> **Uraian Tugas**
Ambil bagian teks mengenai UU JKN dan BPJS dari "Untuk penyusunan UU" sampai "atau sudah ideal.", tanpa mengubah satu kata pun.

> **Kutipan Teks**
==============================

Untuk penyusunan UU JKN yang dianggap lama, sebelumnya kita harus mengetahui terlebih dahulu waktu yang ideal dalam penyusunan sebuah Undang-Undang agar kita dapat menilai 7tahun proses penyusunan JKN apakah termasuk lama, cepat atau sudah ideal.
Reply
# luthfiatul makhmudah 2016-10-12 08:14
(Tambahan) bahwa program BPJS niatnya sudah benar yaitu untuk memberikan perlindungan pembiyayaan kesehatan kepada penduduk indonesia tanpa terkecuali, karena hal tersebut sudah sesuai dengan amanat UUD 1945. Akan tetapi dalam perjalanannya BPJS masih bayak kekurangan dan belum sempurna, misalnya BPJS masih suslit di akses oleh masyarakat, terutama oleh masyarakat yang tidak mampu. hal ini dikarenakan sebagai sebuah produk yang masih baru tentu saja masih perlu penyempurnaan sambil berjalanya program ini. dengan demikian kedepanya diharapkan program BPJS ini semakin sempurna dan dapat menutupi kekurangan-kekuranganya.

==============================

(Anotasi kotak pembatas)
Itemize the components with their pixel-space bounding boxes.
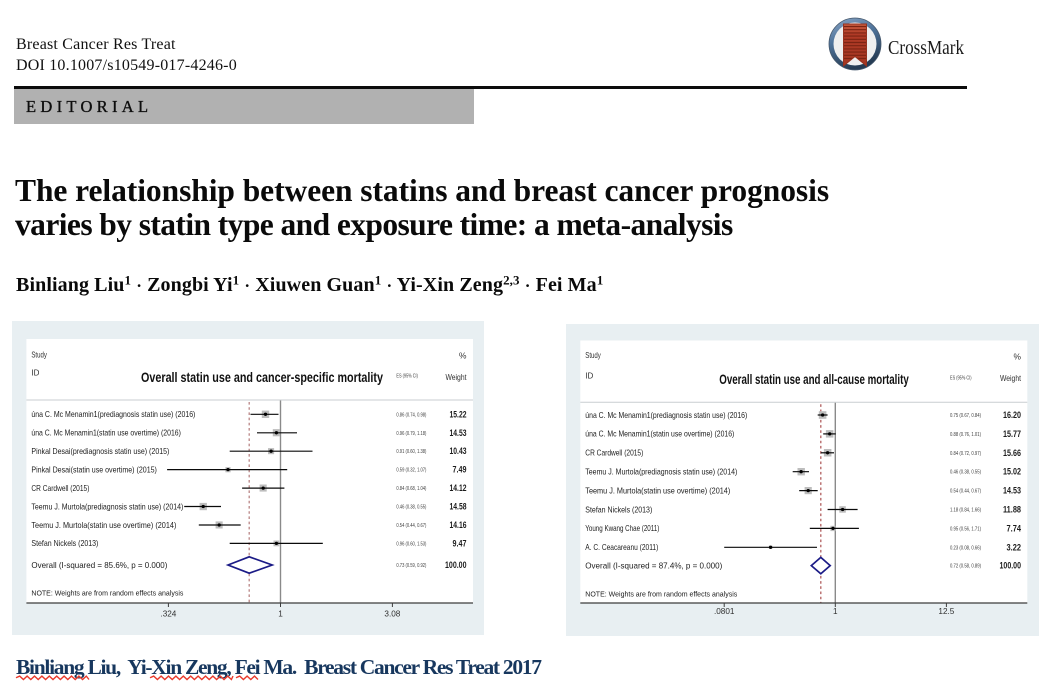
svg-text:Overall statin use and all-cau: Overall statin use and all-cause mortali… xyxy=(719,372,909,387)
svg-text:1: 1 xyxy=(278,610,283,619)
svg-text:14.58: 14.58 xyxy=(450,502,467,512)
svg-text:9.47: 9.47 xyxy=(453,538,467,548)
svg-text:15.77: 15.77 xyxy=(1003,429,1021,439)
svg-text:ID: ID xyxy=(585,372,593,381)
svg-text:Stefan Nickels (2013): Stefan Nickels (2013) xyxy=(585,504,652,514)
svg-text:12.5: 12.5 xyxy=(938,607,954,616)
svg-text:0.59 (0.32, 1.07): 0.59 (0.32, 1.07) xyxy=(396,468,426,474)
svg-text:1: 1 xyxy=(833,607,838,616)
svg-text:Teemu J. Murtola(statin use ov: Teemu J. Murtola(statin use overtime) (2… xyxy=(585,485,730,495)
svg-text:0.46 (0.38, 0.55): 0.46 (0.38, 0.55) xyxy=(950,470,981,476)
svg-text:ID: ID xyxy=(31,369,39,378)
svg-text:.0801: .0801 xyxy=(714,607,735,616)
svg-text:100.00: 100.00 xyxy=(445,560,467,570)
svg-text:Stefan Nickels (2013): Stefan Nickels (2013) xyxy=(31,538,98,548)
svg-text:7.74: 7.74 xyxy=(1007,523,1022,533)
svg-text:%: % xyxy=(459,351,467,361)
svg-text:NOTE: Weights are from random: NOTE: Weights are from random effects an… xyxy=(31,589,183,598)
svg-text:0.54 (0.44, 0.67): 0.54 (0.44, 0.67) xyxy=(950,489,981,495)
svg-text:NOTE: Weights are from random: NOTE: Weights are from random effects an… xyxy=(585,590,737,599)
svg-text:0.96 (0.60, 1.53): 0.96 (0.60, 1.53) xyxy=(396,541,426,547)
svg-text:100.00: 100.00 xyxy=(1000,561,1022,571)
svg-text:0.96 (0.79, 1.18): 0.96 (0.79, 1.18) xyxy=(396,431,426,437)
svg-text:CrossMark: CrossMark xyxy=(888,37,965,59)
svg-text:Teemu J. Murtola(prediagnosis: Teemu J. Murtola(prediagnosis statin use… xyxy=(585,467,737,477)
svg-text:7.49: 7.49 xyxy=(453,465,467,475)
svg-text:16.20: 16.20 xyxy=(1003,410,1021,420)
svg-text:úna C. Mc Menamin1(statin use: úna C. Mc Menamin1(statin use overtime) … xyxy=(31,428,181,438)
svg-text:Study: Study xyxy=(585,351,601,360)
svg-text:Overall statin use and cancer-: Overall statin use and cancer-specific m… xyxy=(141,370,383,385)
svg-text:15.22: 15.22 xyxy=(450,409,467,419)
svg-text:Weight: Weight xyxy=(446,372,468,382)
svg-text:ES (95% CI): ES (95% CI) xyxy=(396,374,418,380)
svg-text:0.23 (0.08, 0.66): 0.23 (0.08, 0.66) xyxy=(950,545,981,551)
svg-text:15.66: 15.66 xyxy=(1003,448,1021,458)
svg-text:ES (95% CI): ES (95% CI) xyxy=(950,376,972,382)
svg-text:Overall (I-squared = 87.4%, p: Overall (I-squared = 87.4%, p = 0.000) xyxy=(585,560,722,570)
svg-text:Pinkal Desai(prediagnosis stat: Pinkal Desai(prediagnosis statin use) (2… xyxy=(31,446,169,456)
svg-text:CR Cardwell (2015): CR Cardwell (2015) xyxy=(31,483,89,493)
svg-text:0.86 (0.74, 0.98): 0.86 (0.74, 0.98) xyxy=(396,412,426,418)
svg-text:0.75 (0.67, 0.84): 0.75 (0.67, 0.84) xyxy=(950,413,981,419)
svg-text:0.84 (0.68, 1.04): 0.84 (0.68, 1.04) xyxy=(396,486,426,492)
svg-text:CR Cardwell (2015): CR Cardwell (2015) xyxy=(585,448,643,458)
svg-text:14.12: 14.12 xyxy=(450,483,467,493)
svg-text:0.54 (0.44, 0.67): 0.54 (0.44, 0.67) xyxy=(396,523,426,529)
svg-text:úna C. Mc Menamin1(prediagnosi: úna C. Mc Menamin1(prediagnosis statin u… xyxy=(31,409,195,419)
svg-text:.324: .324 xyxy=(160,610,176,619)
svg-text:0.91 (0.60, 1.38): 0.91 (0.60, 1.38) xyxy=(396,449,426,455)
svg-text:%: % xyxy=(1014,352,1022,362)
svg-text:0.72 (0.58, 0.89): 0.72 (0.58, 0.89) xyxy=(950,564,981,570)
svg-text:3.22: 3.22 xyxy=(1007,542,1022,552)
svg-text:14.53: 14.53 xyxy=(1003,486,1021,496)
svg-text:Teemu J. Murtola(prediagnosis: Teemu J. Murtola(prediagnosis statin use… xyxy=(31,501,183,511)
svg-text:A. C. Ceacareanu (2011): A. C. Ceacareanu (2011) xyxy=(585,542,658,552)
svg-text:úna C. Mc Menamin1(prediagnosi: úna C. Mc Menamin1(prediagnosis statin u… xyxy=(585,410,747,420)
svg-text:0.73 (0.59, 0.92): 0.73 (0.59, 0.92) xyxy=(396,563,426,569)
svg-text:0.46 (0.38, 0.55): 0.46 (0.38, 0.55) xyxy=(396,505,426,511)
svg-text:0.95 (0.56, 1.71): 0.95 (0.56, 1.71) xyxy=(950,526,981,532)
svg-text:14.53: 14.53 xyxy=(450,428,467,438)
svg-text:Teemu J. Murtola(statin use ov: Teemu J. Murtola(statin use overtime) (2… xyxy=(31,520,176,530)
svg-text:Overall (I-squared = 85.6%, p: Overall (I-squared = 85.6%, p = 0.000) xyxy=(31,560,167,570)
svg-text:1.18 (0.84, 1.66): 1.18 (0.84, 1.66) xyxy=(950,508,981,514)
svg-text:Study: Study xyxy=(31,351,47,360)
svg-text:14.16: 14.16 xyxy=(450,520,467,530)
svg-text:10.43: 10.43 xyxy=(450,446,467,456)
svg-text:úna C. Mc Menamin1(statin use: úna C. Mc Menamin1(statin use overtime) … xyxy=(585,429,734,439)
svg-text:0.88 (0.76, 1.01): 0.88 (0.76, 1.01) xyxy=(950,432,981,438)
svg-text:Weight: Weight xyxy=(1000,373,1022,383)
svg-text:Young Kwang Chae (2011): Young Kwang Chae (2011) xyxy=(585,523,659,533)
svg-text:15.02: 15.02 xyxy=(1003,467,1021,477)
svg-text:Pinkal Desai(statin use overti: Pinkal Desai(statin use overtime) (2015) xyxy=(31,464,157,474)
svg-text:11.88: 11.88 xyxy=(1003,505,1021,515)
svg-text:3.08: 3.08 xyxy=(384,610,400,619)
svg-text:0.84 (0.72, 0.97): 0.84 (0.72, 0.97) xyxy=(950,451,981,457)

==============================

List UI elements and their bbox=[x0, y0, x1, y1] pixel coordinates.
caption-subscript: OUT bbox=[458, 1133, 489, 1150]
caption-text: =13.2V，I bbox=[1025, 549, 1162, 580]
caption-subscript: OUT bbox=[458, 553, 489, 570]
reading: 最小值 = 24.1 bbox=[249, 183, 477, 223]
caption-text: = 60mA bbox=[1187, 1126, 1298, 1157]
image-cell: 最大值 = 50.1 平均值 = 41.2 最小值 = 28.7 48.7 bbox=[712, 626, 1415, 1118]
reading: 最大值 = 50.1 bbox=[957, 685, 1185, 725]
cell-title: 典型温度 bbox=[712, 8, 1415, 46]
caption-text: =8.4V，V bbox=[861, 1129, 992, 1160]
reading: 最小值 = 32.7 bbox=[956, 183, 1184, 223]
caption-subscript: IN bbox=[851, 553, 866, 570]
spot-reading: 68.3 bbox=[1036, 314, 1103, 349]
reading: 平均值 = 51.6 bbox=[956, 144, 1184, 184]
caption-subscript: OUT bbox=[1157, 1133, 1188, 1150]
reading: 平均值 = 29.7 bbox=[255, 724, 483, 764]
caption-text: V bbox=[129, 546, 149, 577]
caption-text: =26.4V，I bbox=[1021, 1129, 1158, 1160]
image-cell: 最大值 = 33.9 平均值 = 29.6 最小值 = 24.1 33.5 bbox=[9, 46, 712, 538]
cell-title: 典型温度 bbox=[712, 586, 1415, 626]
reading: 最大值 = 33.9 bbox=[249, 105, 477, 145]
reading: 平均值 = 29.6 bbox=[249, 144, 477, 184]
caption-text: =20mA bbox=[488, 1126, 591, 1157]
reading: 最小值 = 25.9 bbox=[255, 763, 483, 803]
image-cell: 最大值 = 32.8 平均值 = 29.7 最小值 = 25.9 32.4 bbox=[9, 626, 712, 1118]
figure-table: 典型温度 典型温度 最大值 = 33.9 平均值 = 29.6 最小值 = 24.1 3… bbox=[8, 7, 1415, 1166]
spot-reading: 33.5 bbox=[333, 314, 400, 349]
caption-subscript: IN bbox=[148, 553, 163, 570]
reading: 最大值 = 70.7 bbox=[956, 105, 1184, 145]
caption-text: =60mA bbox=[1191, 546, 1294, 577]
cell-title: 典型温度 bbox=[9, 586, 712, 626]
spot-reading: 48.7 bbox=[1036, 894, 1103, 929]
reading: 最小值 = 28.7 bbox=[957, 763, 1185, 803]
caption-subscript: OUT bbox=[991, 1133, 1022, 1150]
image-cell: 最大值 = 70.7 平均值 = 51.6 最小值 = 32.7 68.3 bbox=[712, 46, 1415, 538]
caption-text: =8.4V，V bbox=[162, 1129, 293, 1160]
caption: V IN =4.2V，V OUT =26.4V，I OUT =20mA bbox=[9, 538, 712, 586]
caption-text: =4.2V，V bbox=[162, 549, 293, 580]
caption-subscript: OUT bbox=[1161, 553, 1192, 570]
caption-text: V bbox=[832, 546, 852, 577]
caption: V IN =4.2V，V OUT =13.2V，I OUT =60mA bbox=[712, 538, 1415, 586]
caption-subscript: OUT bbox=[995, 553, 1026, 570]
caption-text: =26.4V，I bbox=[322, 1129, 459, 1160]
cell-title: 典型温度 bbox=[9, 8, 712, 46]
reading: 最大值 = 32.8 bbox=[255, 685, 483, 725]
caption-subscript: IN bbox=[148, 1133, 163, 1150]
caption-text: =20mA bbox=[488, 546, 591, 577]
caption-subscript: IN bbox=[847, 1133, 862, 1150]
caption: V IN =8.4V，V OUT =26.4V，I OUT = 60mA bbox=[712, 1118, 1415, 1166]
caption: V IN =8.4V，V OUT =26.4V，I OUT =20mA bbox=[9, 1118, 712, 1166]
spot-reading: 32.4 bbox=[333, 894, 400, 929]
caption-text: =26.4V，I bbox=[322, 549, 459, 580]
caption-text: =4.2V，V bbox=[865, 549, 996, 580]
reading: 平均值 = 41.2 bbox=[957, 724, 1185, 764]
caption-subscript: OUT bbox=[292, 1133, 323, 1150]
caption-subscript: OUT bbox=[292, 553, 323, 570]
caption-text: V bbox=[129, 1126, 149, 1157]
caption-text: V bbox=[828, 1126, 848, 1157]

==============================

> **Jawaban Tugas**
Untuk penyusunan UU JKN yang dianggap lama, sebelumnya kita harus mengetahui terlebih dahulu waktu yang ideal dalam penyusunan sebuah Undang-Undang agar kita dapat menilai 7tahun proses penyusunan JKN apakah termasuk lama, cepat atau sudah ideal.